> **TASK BRIEF**
Reproduce all the material exactly, minus any pictures it holds.

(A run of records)
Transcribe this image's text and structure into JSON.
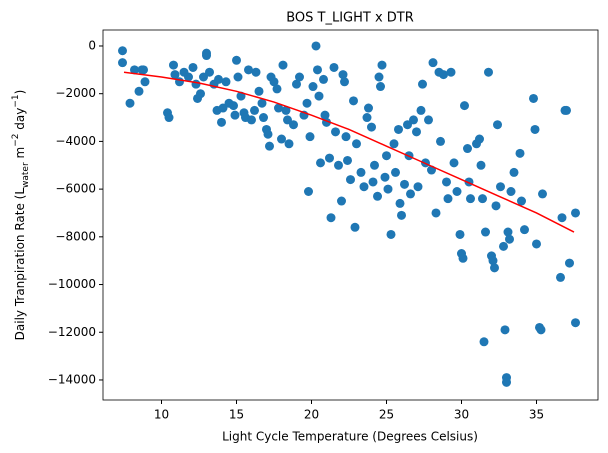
{
  "chart_data": {
    "type": "scatter",
    "title": "BOS T_LIGHT x DTR",
    "xlabel": "Light Cycle Temperature (Degrees Celsius)",
    "ylabel_parts": [
      {
        "text": "Daily Tranpiration Rate (L"
      },
      {
        "text": "water",
        "shift": "sub"
      },
      {
        "text": " m"
      },
      {
        "text": "−2",
        "shift": "sup"
      },
      {
        "text": " day"
      },
      {
        "text": "−1",
        "shift": "sup"
      },
      {
        "text": ")"
      }
    ],
    "xlim": [
      6.1,
      39.1
    ],
    "ylim": [
      -14840,
      670
    ],
    "xticks": [
      10,
      15,
      20,
      25,
      30,
      35
    ],
    "yticks": [
      0,
      {
        "value": -2000,
        "label": "−2000"
      },
      {
        "value": -4000,
        "label": "−4000"
      },
      {
        "value": -6000,
        "label": "−6000"
      },
      {
        "value": -8000,
        "label": "−8000"
      },
      {
        "value": -10000,
        "label": "−10000"
      },
      {
        "value": -12000,
        "label": "−12000"
      },
      {
        "value": -14000,
        "label": "−14000"
      }
    ],
    "grid": false,
    "series": [
      {
        "style": "marker",
        "color": "#1f77b4",
        "x": [
          7.4,
          7.4,
          7.9,
          8.2,
          8.5,
          8.7,
          8.9,
          8.8,
          10.4,
          10.5,
          10.8,
          10.9,
          11.2,
          11.5,
          11.8,
          12.1,
          12.3,
          12.4,
          12.6,
          12.8,
          13.0,
          13.0,
          13.2,
          13.5,
          13.7,
          13.8,
          14.0,
          14.1,
          14.3,
          14.5,
          14.8,
          14.9,
          15.0,
          15.1,
          15.3,
          15.5,
          15.6,
          15.8,
          16.0,
          16.2,
          16.3,
          16.5,
          16.7,
          16.8,
          17.0,
          17.1,
          17.2,
          17.3,
          17.5,
          17.7,
          17.8,
          18.0,
          18.1,
          18.3,
          18.4,
          18.5,
          18.8,
          19.0,
          19.2,
          19.5,
          19.7,
          19.8,
          19.9,
          20.1,
          20.3,
          20.4,
          20.5,
          20.6,
          20.8,
          20.9,
          21.0,
          21.2,
          21.3,
          21.5,
          21.6,
          21.8,
          22.0,
          22.1,
          22.2,
          22.3,
          22.4,
          22.6,
          22.8,
          22.9,
          23.0,
          23.3,
          23.5,
          23.7,
          23.8,
          24.0,
          24.1,
          24.2,
          24.4,
          24.5,
          24.6,
          24.7,
          24.9,
          25.0,
          25.1,
          25.3,
          25.5,
          25.6,
          25.8,
          25.9,
          26.0,
          26.2,
          26.4,
          26.5,
          26.6,
          26.8,
          27.0,
          27.1,
          27.3,
          27.4,
          27.6,
          27.8,
          28.0,
          28.1,
          28.3,
          28.5,
          28.6,
          28.8,
          29.0,
          29.1,
          29.3,
          29.5,
          29.7,
          29.9,
          30.0,
          30.1,
          30.2,
          30.4,
          30.5,
          30.6,
          31.0,
          31.2,
          31.3,
          31.4,
          31.5,
          31.6,
          31.8,
          32.0,
          32.1,
          32.2,
          32.3,
          32.4,
          32.6,
          32.8,
          32.9,
          33.0,
          33.0,
          33.1,
          33.2,
          33.3,
          33.5,
          33.9,
          34.0,
          34.2,
          34.8,
          34.9,
          35.0,
          35.2,
          35.3,
          35.4,
          36.6,
          36.7,
          36.9,
          37.0,
          37.2,
          37.6,
          37.6
        ],
        "values": [
          -200,
          -700,
          -2400,
          -1000,
          -1900,
          -1000,
          -1500,
          -1000,
          -2800,
          -3000,
          -800,
          -1200,
          -1500,
          -1100,
          -1300,
          -900,
          -1600,
          -2200,
          -2000,
          -1300,
          -400,
          -300,
          -1100,
          -1600,
          -2700,
          -1400,
          -3200,
          -2600,
          -1500,
          -2400,
          -2500,
          -2900,
          -600,
          -1300,
          -2100,
          -2800,
          -3000,
          -1000,
          -3100,
          -2700,
          -1100,
          -1900,
          -2400,
          -3000,
          -3500,
          -3700,
          -4200,
          -1300,
          -1500,
          -1800,
          -2600,
          -3900,
          -800,
          -2700,
          -3100,
          -4100,
          -3300,
          -1600,
          -1300,
          -2900,
          -2400,
          -6100,
          -3800,
          -1700,
          0,
          -1000,
          -2100,
          -4900,
          -1400,
          -2900,
          -3200,
          -4700,
          -7200,
          -900,
          -3600,
          -5000,
          -6500,
          -1200,
          -1500,
          -3800,
          -4800,
          -5600,
          -2300,
          -7600,
          -4100,
          -5300,
          -5900,
          -3000,
          -2600,
          -3400,
          -5700,
          -5000,
          -6300,
          -1300,
          -1700,
          -800,
          -5500,
          -4600,
          -6000,
          -7900,
          -4100,
          -5300,
          -3500,
          -6600,
          -7100,
          -5800,
          -3300,
          -4600,
          -6200,
          -3100,
          -3600,
          -5900,
          -2700,
          -1600,
          -4900,
          -3100,
          -5200,
          -700,
          -7000,
          -1100,
          -4000,
          -1200,
          -5700,
          -6400,
          -1100,
          -4900,
          -6100,
          -7900,
          -8700,
          -8900,
          -2500,
          -4300,
          -5700,
          -6400,
          -4100,
          -3900,
          -5000,
          -6400,
          -12400,
          -7800,
          -1100,
          -8800,
          -9000,
          -9300,
          -6700,
          -3300,
          -5900,
          -8400,
          -11900,
          -13900,
          -14100,
          -7800,
          -8100,
          -6100,
          -5300,
          -4500,
          -6500,
          -7700,
          -2200,
          -3500,
          -8300,
          -11800,
          -11900,
          -6200,
          -9700,
          -7200,
          -2700,
          -2700,
          -9100,
          -7000,
          -11600
        ]
      },
      {
        "style": "line",
        "color": "#ff0000",
        "x": [
          7.5,
          10,
          12.5,
          15,
          17.5,
          20,
          22.5,
          25,
          27.5,
          30,
          32.5,
          35,
          37.5
        ],
        "values": [
          -1100,
          -1300,
          -1550,
          -1900,
          -2350,
          -2900,
          -3500,
          -4200,
          -4900,
          -5600,
          -6300,
          -7000,
          -7800
        ]
      }
    ]
  }
}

> **FULL RESPONSE**
Transcribe this image's text and structure into JSON.
{
  "chart_data": {
    "type": "scatter",
    "title": "BOS T_LIGHT x DTR",
    "xlabel": "Light Cycle Temperature (Degrees Celsius)",
    "ylabel_parts": [
      {
        "text": "Daily Tranpiration Rate (L"
      },
      {
        "text": "water",
        "shift": "sub"
      },
      {
        "text": " m"
      },
      {
        "text": "−2",
        "shift": "sup"
      },
      {
        "text": " day"
      },
      {
        "text": "−1",
        "shift": "sup"
      },
      {
        "text": ")"
      }
    ],
    "xlim": [
      6.1,
      39.1
    ],
    "ylim": [
      -14840,
      670
    ],
    "xticks": [
      10,
      15,
      20,
      25,
      30,
      35
    ],
    "yticks": [
      0,
      {
        "value": -2000,
        "label": "−2000"
      },
      {
        "value": -4000,
        "label": "−4000"
      },
      {
        "value": -6000,
        "label": "−6000"
      },
      {
        "value": -8000,
        "label": "−8000"
      },
      {
        "value": -10000,
        "label": "−10000"
      },
      {
        "value": -12000,
        "label": "−12000"
      },
      {
        "value": -14000,
        "label": "−14000"
      }
    ],
    "grid": false,
    "series": [
      {
        "style": "marker",
        "color": "#1f77b4",
        "x": [
          7.4,
          7.4,
          7.9,
          8.2,
          8.5,
          8.7,
          8.9,
          8.8,
          10.4,
          10.5,
          10.8,
          10.9,
          11.2,
          11.5,
          11.8,
          12.1,
          12.3,
          12.4,
          12.6,
          12.8,
          13.0,
          13.0,
          13.2,
          13.5,
          13.7,
          13.8,
          14.0,
          14.1,
          14.3,
          14.5,
          14.8,
          14.9,
          15.0,
          15.1,
          15.3,
          15.5,
          15.6,
          15.8,
          16.0,
          16.2,
          16.3,
          16.5,
          16.7,
          16.8,
          17.0,
          17.1,
          17.2,
          17.3,
          17.5,
          17.7,
          17.8,
          18.0,
          18.1,
          18.3,
          18.4,
          18.5,
          18.8,
          19.0,
          19.2,
          19.5,
          19.7,
          19.8,
          19.9,
          20.1,
          20.3,
          20.4,
          20.5,
          20.6,
          20.8,
          20.9,
          21.0,
          21.2,
          21.3,
          21.5,
          21.6,
          21.8,
          22.0,
          22.1,
          22.2,
          22.3,
          22.4,
          22.6,
          22.8,
          22.9,
          23.0,
          23.3,
          23.5,
          23.7,
          23.8,
          24.0,
          24.1,
          24.2,
          24.4,
          24.5,
          24.6,
          24.7,
          24.9,
          25.0,
          25.1,
          25.3,
          25.5,
          25.6,
          25.8,
          25.9,
          26.0,
          26.2,
          26.4,
          26.5,
          26.6,
          26.8,
          27.0,
          27.1,
          27.3,
          27.4,
          27.6,
          27.8,
          28.0,
          28.1,
          28.3,
          28.5,
          28.6,
          28.8,
          29.0,
          29.1,
          29.3,
          29.5,
          29.7,
          29.9,
          30.0,
          30.1,
          30.2,
          30.4,
          30.5,
          30.6,
          31.0,
          31.2,
          31.3,
          31.4,
          31.5,
          31.6,
          31.8,
          32.0,
          32.1,
          32.2,
          32.3,
          32.4,
          32.6,
          32.8,
          32.9,
          33.0,
          33.0,
          33.1,
          33.2,
          33.3,
          33.5,
          33.9,
          34.0,
          34.2,
          34.8,
          34.9,
          35.0,
          35.2,
          35.3,
          35.4,
          36.6,
          36.7,
          36.9,
          37.0,
          37.2,
          37.6,
          37.6
        ],
        "values": [
          -200,
          -700,
          -2400,
          -1000,
          -1900,
          -1000,
          -1500,
          -1000,
          -2800,
          -3000,
          -800,
          -1200,
          -1500,
          -1100,
          -1300,
          -900,
          -1600,
          -2200,
          -2000,
          -1300,
          -400,
          -300,
          -1100,
          -1600,
          -2700,
          -1400,
          -3200,
          -2600,
          -1500,
          -2400,
          -2500,
          -2900,
          -600,
          -1300,
          -2100,
          -2800,
          -3000,
          -1000,
          -3100,
          -2700,
          -1100,
          -1900,
          -2400,
          -3000,
          -3500,
          -3700,
          -4200,
          -1300,
          -1500,
          -1800,
          -2600,
          -3900,
          -800,
          -2700,
          -3100,
          -4100,
          -3300,
          -1600,
          -1300,
          -2900,
          -2400,
          -6100,
          -3800,
          -1700,
          0,
          -1000,
          -2100,
          -4900,
          -1400,
          -2900,
          -3200,
          -4700,
          -7200,
          -900,
          -3600,
          -5000,
          -6500,
          -1200,
          -1500,
          -3800,
          -4800,
          -5600,
          -2300,
          -7600,
          -4100,
          -5300,
          -5900,
          -3000,
          -2600,
          -3400,
          -5700,
          -5000,
          -6300,
          -1300,
          -1700,
          -800,
          -5500,
          -4600,
          -6000,
          -7900,
          -4100,
          -5300,
          -3500,
          -6600,
          -7100,
          -5800,
          -3300,
          -4600,
          -6200,
          -3100,
          -3600,
          -5900,
          -2700,
          -1600,
          -4900,
          -3100,
          -5200,
          -700,
          -7000,
          -1100,
          -4000,
          -1200,
          -5700,
          -6400,
          -1100,
          -4900,
          -6100,
          -7900,
          -8700,
          -8900,
          -2500,
          -4300,
          -5700,
          -6400,
          -4100,
          -3900,
          -5000,
          -6400,
          -12400,
          -7800,
          -1100,
          -8800,
          -9000,
          -9300,
          -6700,
          -3300,
          -5900,
          -8400,
          -11900,
          -13900,
          -14100,
          -7800,
          -8100,
          -6100,
          -5300,
          -4500,
          -6500,
          -7700,
          -2200,
          -3500,
          -8300,
          -11800,
          -11900,
          -6200,
          -9700,
          -7200,
          -2700,
          -2700,
          -9100,
          -7000,
          -11600
        ]
      },
      {
        "style": "line",
        "color": "#ff0000",
        "x": [
          7.5,
          10,
          12.5,
          15,
          17.5,
          20,
          22.5,
          25,
          27.5,
          30,
          32.5,
          35,
          37.5
        ],
        "values": [
          -1100,
          -1300,
          -1550,
          -1900,
          -2350,
          -2900,
          -3500,
          -4200,
          -4900,
          -5600,
          -6300,
          -7000,
          -7800
        ]
      }
    ]
  }
}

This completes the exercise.